Set task: Gather all lines with "下列说法正确的是" from the records.

(Saved data entries)

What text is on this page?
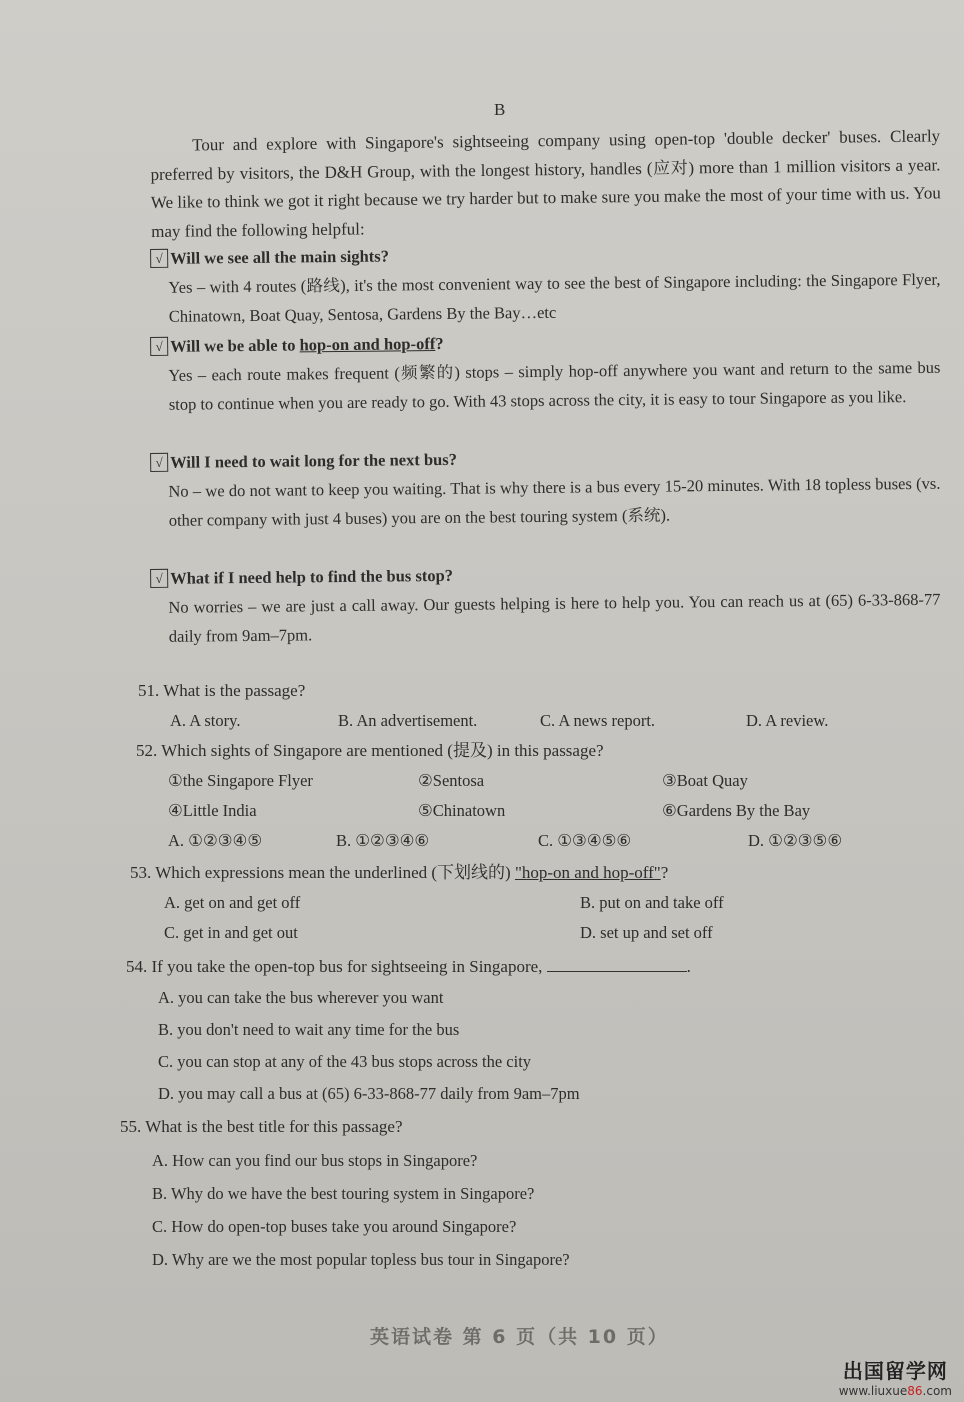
B

Tour and explore with Singapore's sightseeing company using open-top 'double decker' buses. Clearly preferred by visitors, the D&H Group, with the longest history, handles (应对) more than 1 million visitors a year. We like to think we got it right because we try harder but to make sure you make the most of your time with us. You may find the following helpful:

√ Will we see all the main sights?
Yes – with 4 routes (路线), it's the most convenient way to see the best of Singapore including: the Singapore Flyer, Chinatown, Boat Quay, Sentosa, Gardens By the Bay…etc
√ Will we be able to hop-on and hop-off?
Yes – each route makes frequent (频繁的) stops – simply hop-off anywhere you want and return to the same bus stop to continue when you are ready to go. With 43 stops across the city, it is easy to tour Singapore as you like.
√ Will I need to wait long for the next bus?
No – we do not want to keep you waiting. That is why there is a bus every 15-20 minutes. With 18 topless buses (vs. other company with just 4 buses) you are on the best touring system (系统).
√ What if I need help to find the bus stop?
No worries – we are just a call away. Our guests helping is here to help you. You can reach us at (65) 6-33-868-77 daily from 9am–7pm.
51. What is the passage?
A. A story.	B. An advertisement.	C. A news report.	D. A review.
52. Which sights of Singapore are mentioned (提及) in this passage?
①the Singapore Flyer	②Sentosa	③Boat Quay
④Little India	⑤Chinatown	⑥Gardens By the Bay
A. ①②③④⑤	B. ①②③④⑥	C. ①③④⑤⑥	D. ①②③⑤⑥
53. Which expressions mean the underlined (下划线的) "hop-on and hop-off"?
A. get on and get off	B. put on and take off
C. get in and get out	D. set up and set off
54. If you take the open-top bus for sightseeing in Singapore,	.
A. you can take the bus wherever you want
B. you don't need to wait any time for the bus
C. you can stop at any of the 43 bus stops across the city
D. you may call a bus at (65) 6-33-868-77 daily from 9am–7pm
55. What is the best title for this passage?
A. How can you find our bus stops in Singapore?
B. Why do we have the best touring system in Singapore?
C. How do open-top buses take you around Singapore?
D. Why are we the most popular topless bus tour in Singapore?
英语试卷 第 6 页（共 10 页）
出国留学网
www.liuxue86.com
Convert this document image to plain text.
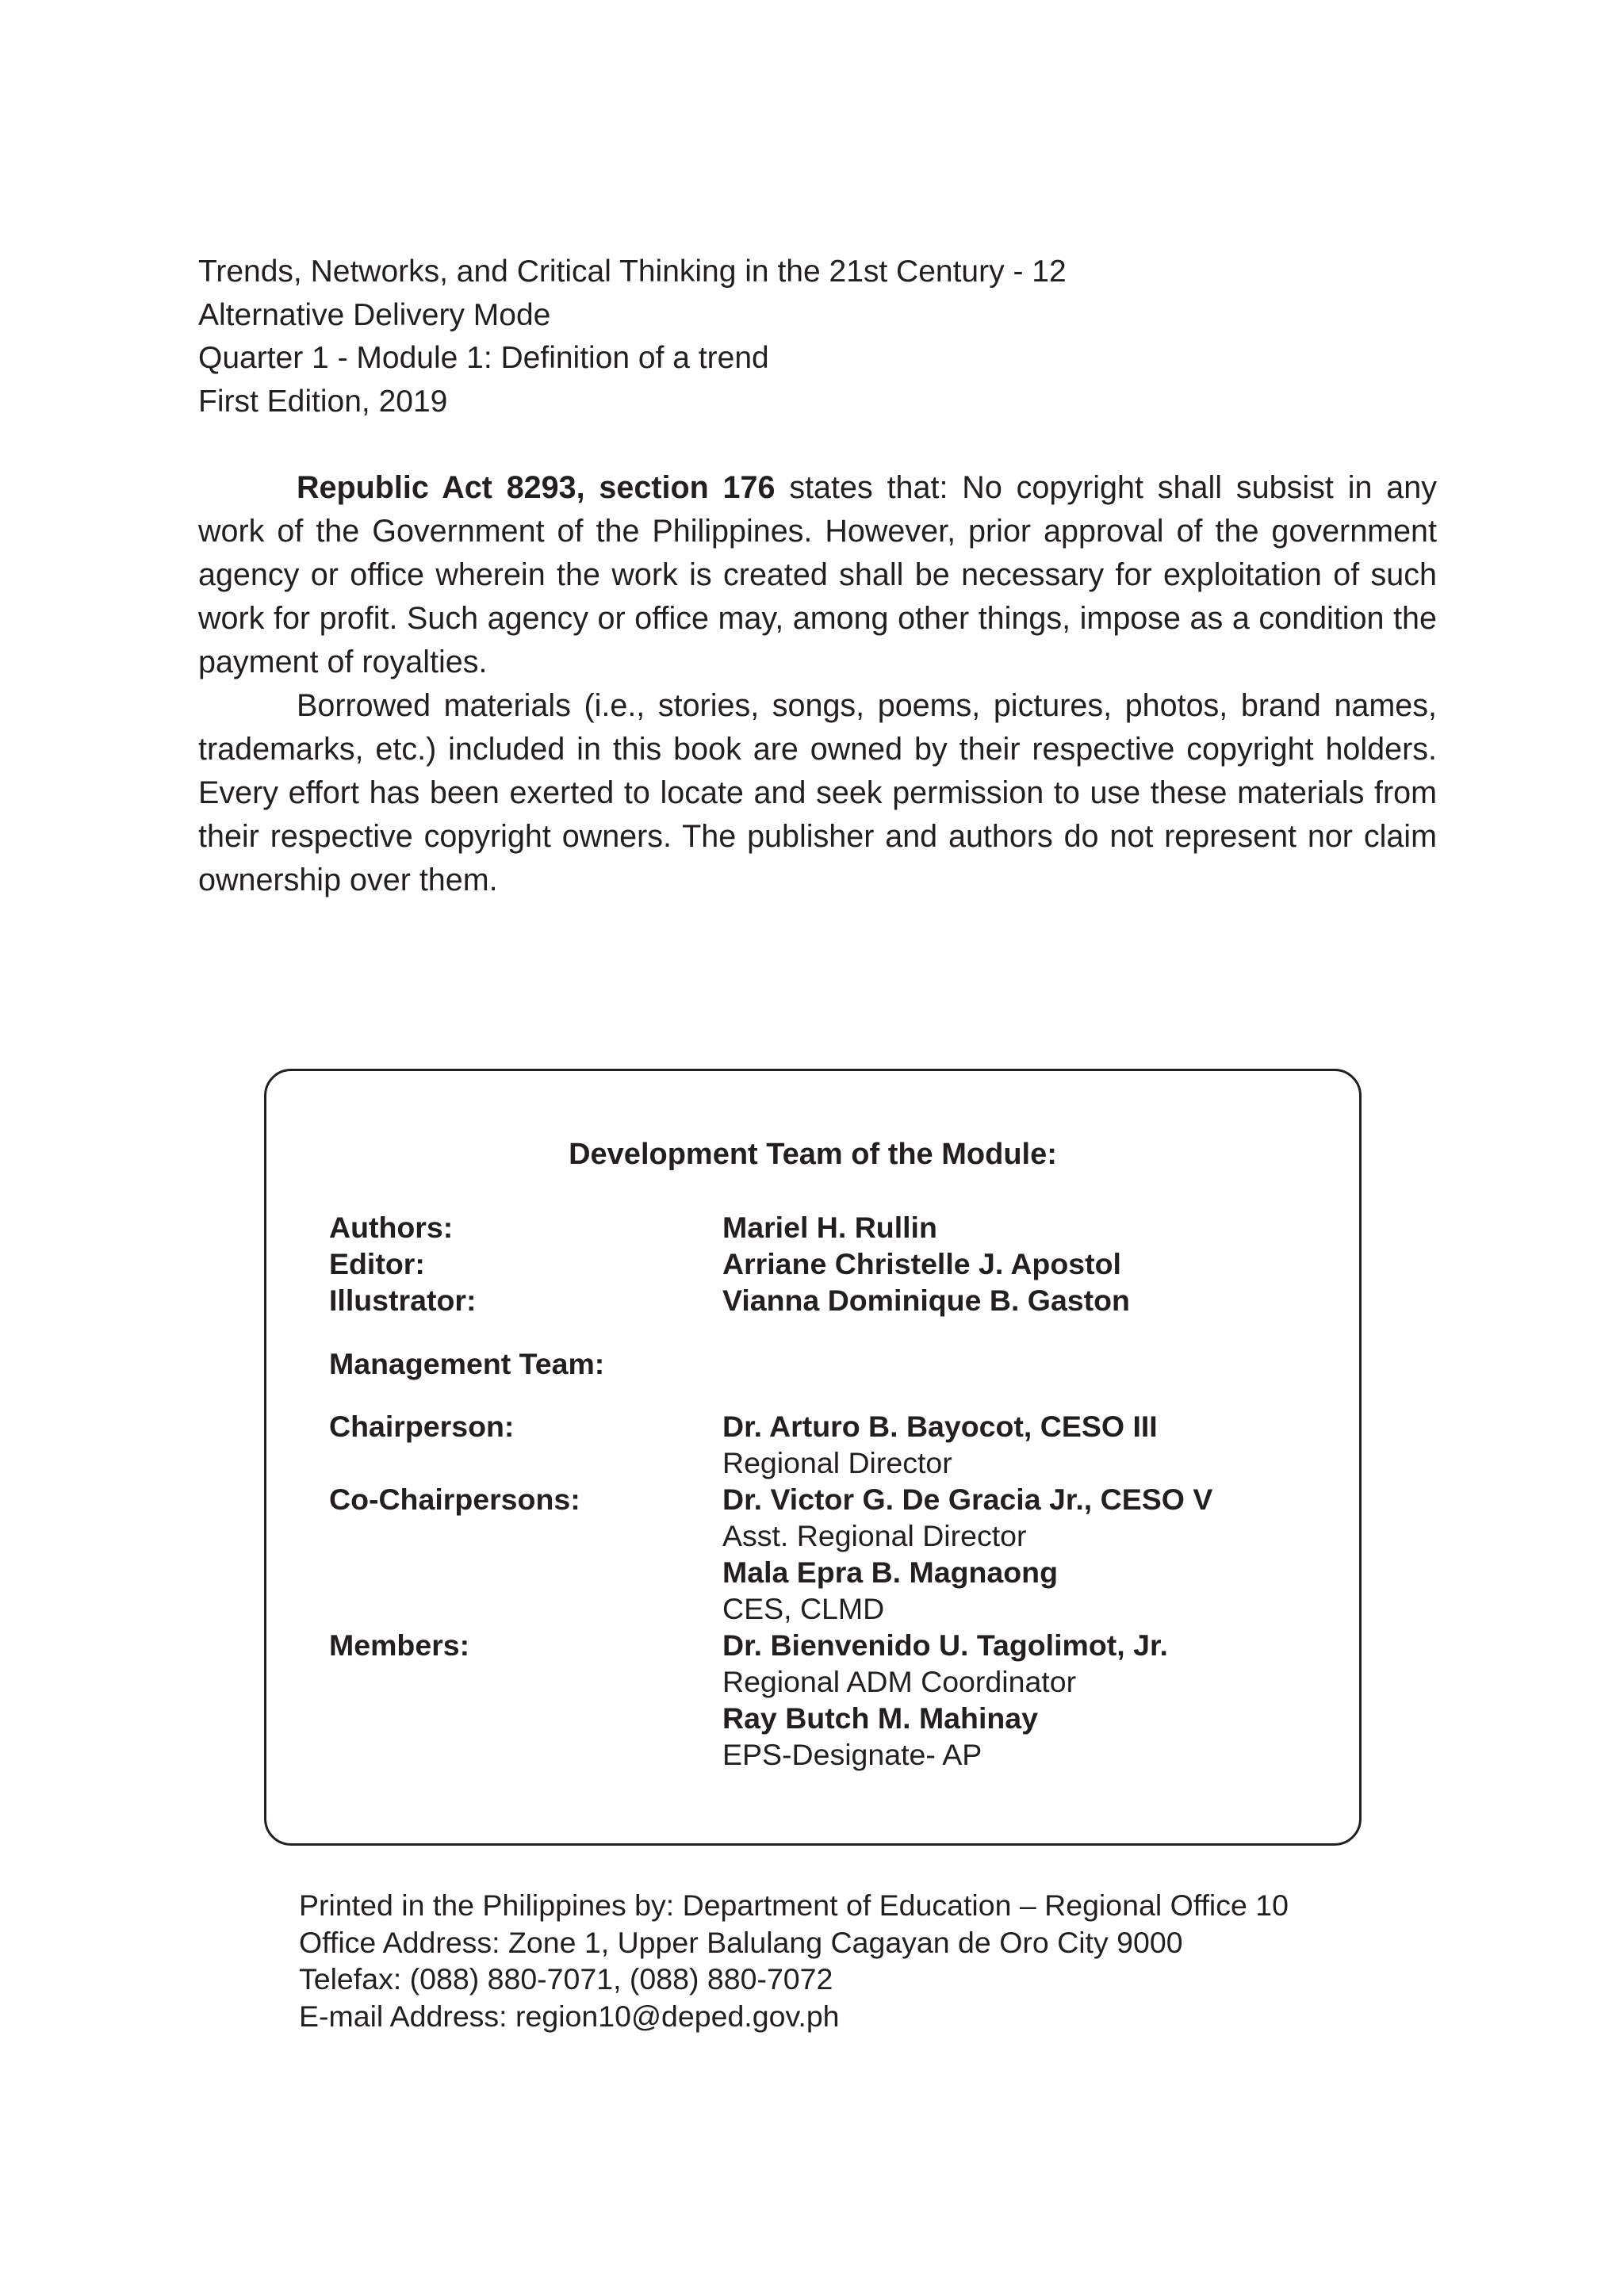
Trends, Networks, and Critical Thinking in the 21st Century - 12
Alternative Delivery Mode
Quarter 1 - Module 1: Definition of a trend
First Edition, 2019

Republic Act 8293, section 176 states that: No copyright shall subsist in any work of the Government of the Philippines. However, prior approval of the government agency or office wherein the work is created shall be necessary for exploitation of such work for profit. Such agency or office may, among other things, impose as a condition the payment of royalties.

Borrowed materials (i.e., stories, songs, poems, pictures, photos, brand names, trademarks, etc.) included in this book are owned by their respective copyright holders. Every effort has been exerted to locate and seek permission to use these materials from their respective copyright owners. The publisher and authors do not represent nor claim ownership over them.

Development Team of the Module:
Authors:	Mariel H. Rullin
Editor:	Arriane Christelle J. Apostol
Illustrator:	Vianna Dominique B. Gaston
Management Team:
Chairperson:	Dr. Arturo B. Bayocot, CESO III
Regional Director
Co-Chairpersons:	Dr. Victor G. De Gracia Jr., CESO V
Asst. Regional Director
Mala Epra B. Magnaong
CES, CLMD
Members:	Dr. Bienvenido U. Tagolimot, Jr.
Regional ADM Coordinator
Ray Butch M. Mahinay
EPS-Designate- AP
Printed in the Philippines by: Department of Education – Regional Office 10
Office Address: Zone 1, Upper Balulang Cagayan de Oro City 9000
Telefax: (088) 880-7071, (088) 880-7072
E-mail Address: region10@deped.gov.ph
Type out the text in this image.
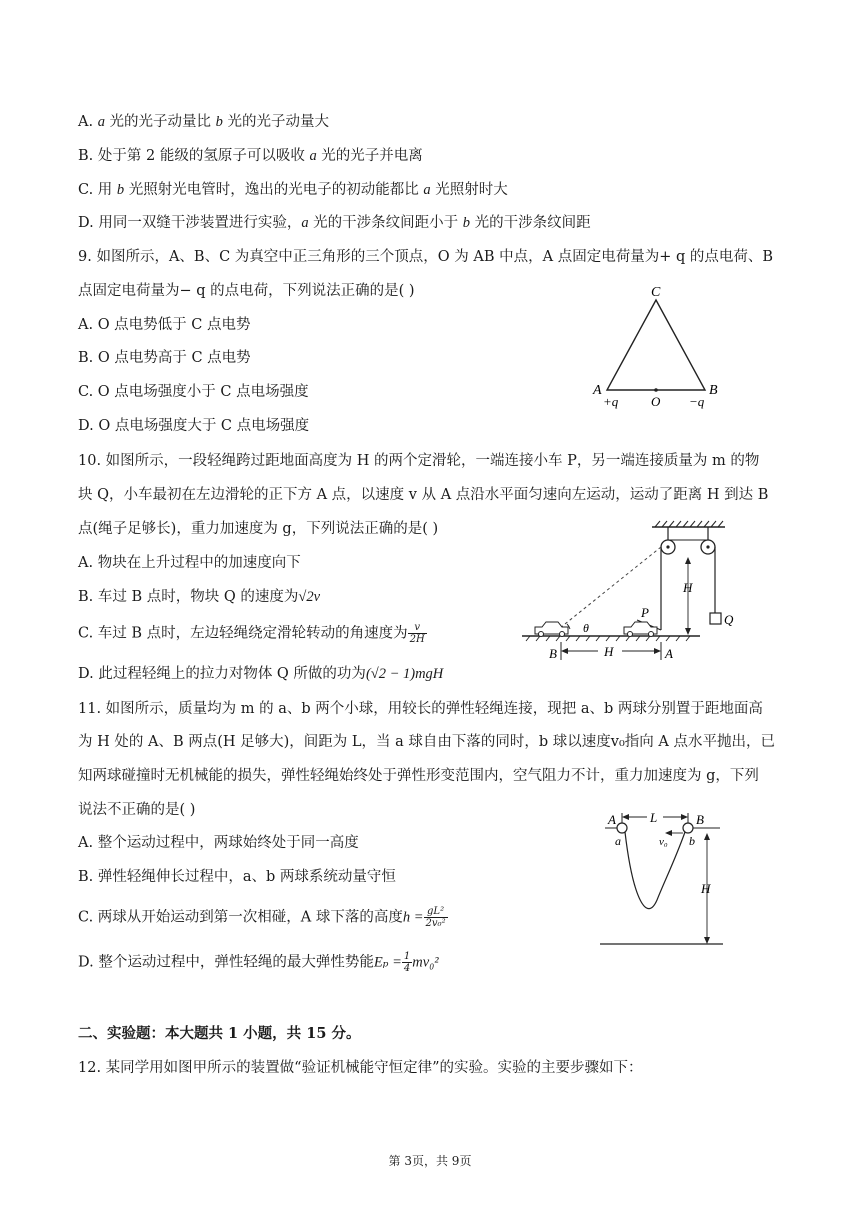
A. a 光的光子动量比 b 光的光子动量大
B. 处于第 2 能级的氢原子可以吸收 a 光的光子并电离
C. 用 b 光照射光电管时，逸出的光电子的初动能都比 a 光照射时大
D. 用同一双缝干涉装置进行实验，a 光的干涉条纹间距小于 b 光的干涉条纹间距
9. 如图所示，A、B、C 为真空中正三角形的三个顶点，O 为 AB 中点，A 点固定电荷量为+ q 的点电荷、B
点固定电荷量为− q 的点电荷，下列说法正确的是( )
A. O 点电势低于 C 点电势
B. O 点电势高于 C 点电势
C. O 点电场强度小于 C 点电场强度
D. O 点电场强度大于 C 点电场强度
C
A	B
+q	O −q
10. 如图所示，一段轻绳跨过距地面高度为 H 的两个定滑轮，一端连接小车 P，另一端连接质量为 m 的物
块 Q，小车最初在左边滑轮的正下方 A 点，以速度 v 从 A 点沿水平面匀速向左运动，运动了距离 H 到达 B
点(绳子足够长)，重力加速度为 g，下列说法正确的是( )
A. 物块在上升过程中的加速度向下
B. 车过 B 点时，物块 Q 的速度为√2v
C. 车过 B 点时，左边轻绳绕定滑轮转动的角速度为 $\frac{v}{2H}$
D. 此过程轻绳上的拉力对物体 Q 所做的功为(√2 − 1)mgH
Q
H
P
θ
H
B	A
11. 如图所示，质量均为 m 的 a、b 两个小球，用较长的弹性轻绳连接，现把 a、b 两球分别置于距地面高
为 H 处的 A、B 两点(H 足够大)，间距为 L，当 a 球自由下落的同时，b 球以速度v₀指向 A 点水平抛出，已
知两球碰撞时无机械能的损失，弹性轻绳始终处于弹性形变范围内，空气阻力不计，重力加速度为 g，下列
说法不正确的是( )
A. 整个运动过程中，两球始终处于同一高度
B. 弹性轻绳伸长过程中，a、b 两球系统动量守恒
C. 两球从开始运动到第一次相碰，A 球下落的高度$h = \frac{\text{gL²}}{\text{2v₀²}}$
D. 整个运动过程中，弹性轻绳的最大弹性势能$E_p = \frac{1}{4} mv_0^2$
L
A	B
a	v₀ b
H
二、实验题：本大题共 1 小题，共 15 分。
12. 某同学用如图甲所示的装置做“验证机械能守恒定律”的实验。实验的主要步骤如下：
第 3页，共 9页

Complete response:
点固定电荷量为− q 的点电荷，下列说法正确的是( )
点(绳子足够长)，重力加速度为 g，下列说法正确的是( )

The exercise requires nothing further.